• Task goal: Could you set out every one of the lines below as a Markdown table with the columns "Row" and "Line text," skipping blank lines and leaving out the pictures?

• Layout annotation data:
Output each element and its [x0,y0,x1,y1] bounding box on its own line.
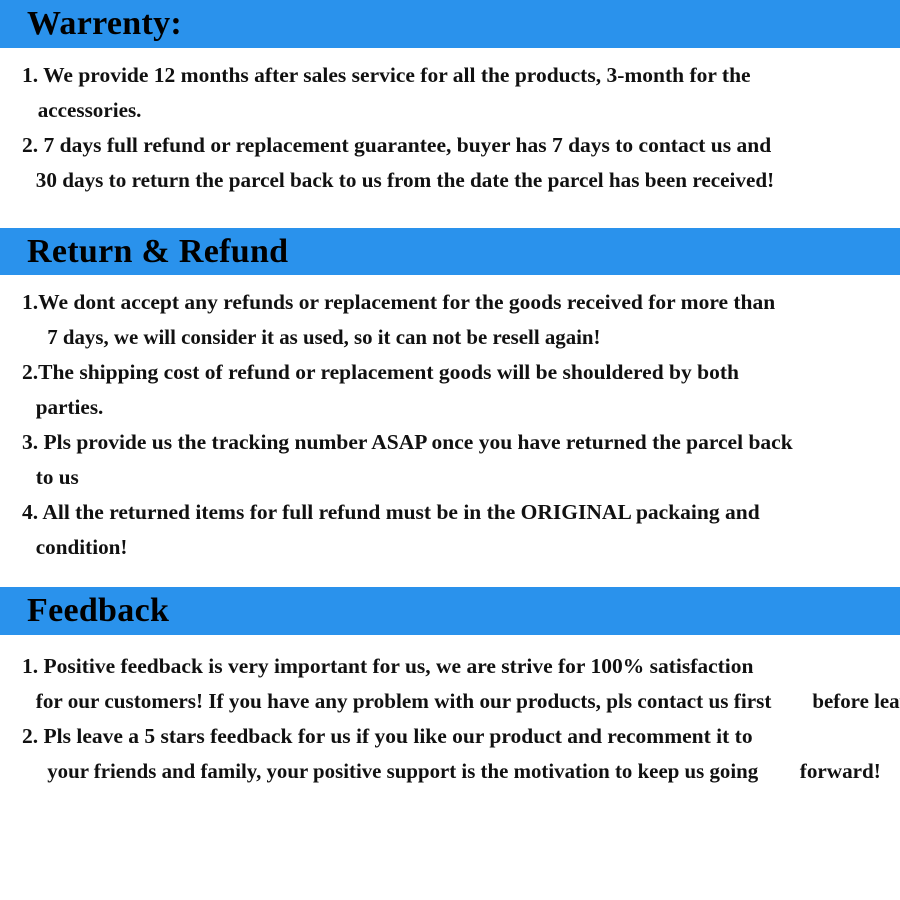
list-item-line: 2. Pls leave a 5 stars feedback for us i… [22,724,753,748]
section-header-feedback: Feedback [0,587,900,635]
list-item: 2.The shipping cost of refund or replace… [0,355,900,425]
list-item-line: accessories. [37,98,142,122]
policy-page: Warrenty: 1. We provide 12 months after … [0,0,900,900]
list-item-line: 1. Positive feedback is very important f… [22,654,754,678]
list-item-line: 1.We dont accept any refunds or replacem… [22,290,776,314]
list-item-line: parties. [35,395,104,419]
list-item: 1. We provide 12 months after sales serv… [0,58,900,128]
section-body-feedback: 1. Positive feedback is very important f… [0,635,900,789]
list-item: 1. Positive feedback is very important f… [0,649,900,719]
list-item: 1.We dont accept any refunds or replacem… [0,285,900,355]
list-item-line: 7 days, we will consider it as used, so … [47,325,601,349]
list-item-line: 1. We provide 12 months after sales serv… [22,63,751,87]
list-item-line: for our customers! If you have any probl… [35,689,772,713]
section-header-return-refund: Return & Refund [0,228,900,275]
list-item-line: forward! [799,759,881,783]
section-title-return-refund: Return & Refund [27,232,289,270]
list-item: 2. Pls leave a 5 stars feedback for us i… [0,719,900,789]
section-body-warranty: 1. We provide 12 months after sales serv… [0,48,900,228]
section-title-warranty: Warrenty: [27,5,183,42]
list-item: 3. Pls provide us the tracking number AS… [0,425,900,495]
list-item-line: 2.The shipping cost of refund or replace… [22,360,739,384]
list-item-line: to us [35,465,79,489]
list-item-line: condition! [35,535,128,559]
list-item-line: 4. All the returned items for full refun… [22,500,760,524]
list-item-line: 3. Pls provide us the tracking number AS… [22,430,793,454]
section-title-feedback: Feedback [27,592,170,629]
section-header-warranty: Warrenty: [0,0,900,48]
section-body-return-refund: 1.We dont accept any refunds or replacem… [0,275,900,587]
list-item: 2. 7 days full refund or replacement gua… [0,128,900,198]
list-item-line: your friends and family, your positive s… [47,759,759,783]
list-item-line: 2. 7 days full refund or replacement gua… [22,133,772,157]
list-item-line: 30 days to return the parcel back to us … [35,168,775,192]
list-item-line: before leaving any Neutral or Negative f… [812,689,900,713]
list-item: 4. All the returned items for full refun… [0,495,900,565]
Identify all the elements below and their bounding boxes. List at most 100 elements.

• Task output:
| Row | Line text |
|---|---|
| 1 | Output each element and its [x0,y0,x1,y1] bounding box on its own line. |
| 2 | list-item-line: 2. Pls leave a 5 stars feedback for us i… [22,724,753,748] |
| 3 | section-header-feedback: Feedback [0,587,900,635] |
| 4 | list-item: 2.The shipping cost of refund or replace… [0,355,900,425] |
| 5 | list-item-line: accessories. [37,98,142,122] |
| 6 | policy-page: Warrenty: 1. We provide 12 months after … [0,0,900,900] |
| 7 | list-item-line: 1. Positive feedback is very important f… [22,654,754,678] |
| 8 | list-item-line: 1.We dont accept any refunds or replacem… [22,290,776,314] |
| 9 | list-item-line: parties. [35,395,104,419] |
| 10 | list-item: 1. We provide 12 months after sales serv… [0,58,900,128] |
| 11 | section-body-feedback: 1. Positive feedback is very important f… [0,635,900,789] |
| 12 | list-item: 1. Positive feedback is very important f… [0,649,900,719] |
| 13 | list-item: 1.We dont accept any refunds or replacem… [0,285,900,355] |
| 14 | list-item-line: 7 days, we will consider it as used, so … [47,325,601,349] |
| 15 | list-item-line: 1. We provide 12 months after sales serv… [22,63,751,87] |
| 16 | list-item-line: for our customers! If you have any probl… [35,689,772,713] |
| 17 | section-header-return-refund: Return & Refund [0,228,900,275] |
| 18 | list-item-line: forward! [799,759,881,783] |
| 19 | section-title-return-refund: Return & Refund [27,232,289,270] |
| 20 | list-item: 2. Pls leave a 5 stars feedback for us i… [0,719,900,789] |
| 21 | section-body-warranty: 1. We provide 12 months after sales serv… [0,48,900,228] |
| 22 | section-title-warranty: Warrenty: [27,5,183,42] |
| 23 | list-item: 3. Pls provide us the tracking number AS… [0,425,900,495] |
| 24 | list-item-line: 2.The shipping cost of refund or replace… [22,360,739,384] |
| 25 | list-item-line: to us [35,465,79,489] |
| 26 | list-item-line: condition! [35,535,128,559] |
| 27 | list-item-line: 4. All the returned items for full refun… [22,500,760,524] |
| 28 | list-item-line: 3. Pls provide us the tracking number AS… [22,430,793,454] |
| 29 | section-title-feedback: Feedback [27,592,170,629] |
| 30 | section-header-warranty: Warrenty: [0,0,900,48] |
| 31 | section-body-return-refund: 1.We dont accept any refunds or replacem… [0,275,900,587] |
| 32 | list-item: 2. 7 days full refund or replacement gua… [0,128,900,198] |
| 33 | list-item-line: your friends and family, your positive s… [47,759,759,783] |
| 34 | list-item-line: 2. 7 days full refund or replacement gua… [22,133,772,157] |
| 35 | list-item-line: 30 days to return the parcel back to us … [35,168,775,192] |
| 36 | list-item-line: before leaving any Neutral or Negative f… [812,689,900,713] |
| 37 | list-item: 4. All the returned items for full refun… [0,495,900,565] |
| 38 | Identify all the elements below and their bounding boxes. List at most 100 elements. |